**What is needed**
Reproduce every entry exactly, without alteration.

[Stored items from a collection]
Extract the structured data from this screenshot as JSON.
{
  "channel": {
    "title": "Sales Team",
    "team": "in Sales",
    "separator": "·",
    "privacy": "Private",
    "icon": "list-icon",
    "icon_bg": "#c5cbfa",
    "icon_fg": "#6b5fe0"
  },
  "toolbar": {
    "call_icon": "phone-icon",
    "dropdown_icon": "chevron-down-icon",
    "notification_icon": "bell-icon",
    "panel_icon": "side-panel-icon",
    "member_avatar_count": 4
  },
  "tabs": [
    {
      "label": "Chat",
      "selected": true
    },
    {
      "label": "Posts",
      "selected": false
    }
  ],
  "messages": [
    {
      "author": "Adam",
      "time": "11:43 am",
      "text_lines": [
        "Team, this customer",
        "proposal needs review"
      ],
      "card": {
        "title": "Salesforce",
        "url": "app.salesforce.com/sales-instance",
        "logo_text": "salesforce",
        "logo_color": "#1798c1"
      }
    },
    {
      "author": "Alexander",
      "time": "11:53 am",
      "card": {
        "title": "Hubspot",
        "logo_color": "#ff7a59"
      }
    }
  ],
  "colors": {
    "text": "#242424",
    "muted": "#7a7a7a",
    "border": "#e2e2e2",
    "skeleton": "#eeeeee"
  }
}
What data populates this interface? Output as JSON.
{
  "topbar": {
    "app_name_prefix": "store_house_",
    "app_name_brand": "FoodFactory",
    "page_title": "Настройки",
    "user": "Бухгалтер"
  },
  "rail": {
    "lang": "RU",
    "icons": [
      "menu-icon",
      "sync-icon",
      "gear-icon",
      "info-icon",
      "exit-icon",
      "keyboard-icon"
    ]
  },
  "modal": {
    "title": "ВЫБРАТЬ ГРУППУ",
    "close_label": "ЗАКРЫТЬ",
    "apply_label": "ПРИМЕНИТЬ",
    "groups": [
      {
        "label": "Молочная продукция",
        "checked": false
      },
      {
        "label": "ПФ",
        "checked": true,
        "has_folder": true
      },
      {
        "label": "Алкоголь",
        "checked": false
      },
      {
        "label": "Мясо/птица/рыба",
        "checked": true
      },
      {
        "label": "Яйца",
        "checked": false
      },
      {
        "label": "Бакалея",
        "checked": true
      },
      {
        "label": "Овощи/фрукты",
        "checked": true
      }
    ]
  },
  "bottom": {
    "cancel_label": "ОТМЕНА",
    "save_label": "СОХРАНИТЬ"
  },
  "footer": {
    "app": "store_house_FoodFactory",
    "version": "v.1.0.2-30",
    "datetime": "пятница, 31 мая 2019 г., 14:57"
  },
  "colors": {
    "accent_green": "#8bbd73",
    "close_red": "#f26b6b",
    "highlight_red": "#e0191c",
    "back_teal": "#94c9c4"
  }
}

**Solved exercise**
Extract the structured data from this screenshot as JSON.
{
  "channel": {
    "title": "Sales Team",
    "team": "in Sales",
    "separator": "·",
    "privacy": "Private",
    "icon": "list-icon",
    "icon_bg": "#c5cbfa",
    "icon_fg": "#6b5fe0"
  },
  "toolbar": {
    "call_icon": "phone-icon",
    "dropdown_icon": "chevron-down-icon",
    "notification_icon": "bell-icon",
    "panel_icon": "side-panel-icon",
    "member_avatar_count": 4
  },
  "tabs": [
    {
      "label": "Chat",
      "selected": true
    },
    {
      "label": "Posts",
      "selected": false
    }
  ],
  "messages": [
    {
      "author": "Adam",
      "time": "11:43 am",
      "text_lines": [
        "Team, this customer",
        "proposal needs review"
      ],
      "card": {
        "title": "Salesforce",
        "url": "app.salesforce.com/sales-instance",
        "logo_text": "salesforce",
        "logo_color": "#1798c1"
      }
    },
    {
      "author": "Alexander",
      "time": "11:53 am",
      "card": {
        "title": "Hubspot",
        "logo_color": "#ff7a59"
      }
    }
  ],
  "colors": {
    "text": "#242424",
    "muted": "#7a7a7a",
    "border": "#e2e2e2",
    "skeleton": "#eeeeee"
  }
}
What data populates this interface? Output as JSON.
{
  "topbar": {
    "app_name_prefix": "store_house_",
    "app_name_brand": "FoodFactory",
    "page_title": "Настройки",
    "user": "Бухгалтер"
  },
  "rail": {
    "lang": "RU",
    "icons": [
      "menu-icon",
      "sync-icon",
      "gear-icon",
      "info-icon",
      "exit-icon",
      "keyboard-icon"
    ]
  },
  "modal": {
    "title": "ВЫБРАТЬ ГРУППУ",
    "close_label": "ЗАКРЫТЬ",
    "apply_label": "ПРИМЕНИТЬ",
    "groups": [
      {
        "label": "Молочная продукция",
        "checked": false
      },
      {
        "label": "ПФ",
        "checked": true,
        "has_folder": true
      },
      {
        "label": "Алкоголь",
        "checked": false
      },
      {
        "label": "Мясо/птица/рыба",
        "checked": true
      },
      {
        "label": "Яйца",
        "checked": false
      },
      {
        "label": "Бакалея",
        "checked": true
      },
      {
        "label": "Овощи/фрукты",
        "checked": true
      }
    ]
  },
  "bottom": {
    "cancel_label": "ОТМЕНА",
    "save_label": "СОХРАНИТЬ"
  },
  "footer": {
    "app": "store_house_FoodFactory",
    "version": "v.1.0.2-30",
    "datetime": "пятница, 31 мая 2019 г., 14:57"
  },
  "colors": {
    "accent_green": "#8bbd73",
    "close_red": "#f26b6b",
    "highlight_red": "#e0191c",
    "back_teal": "#94c9c4"
  }
}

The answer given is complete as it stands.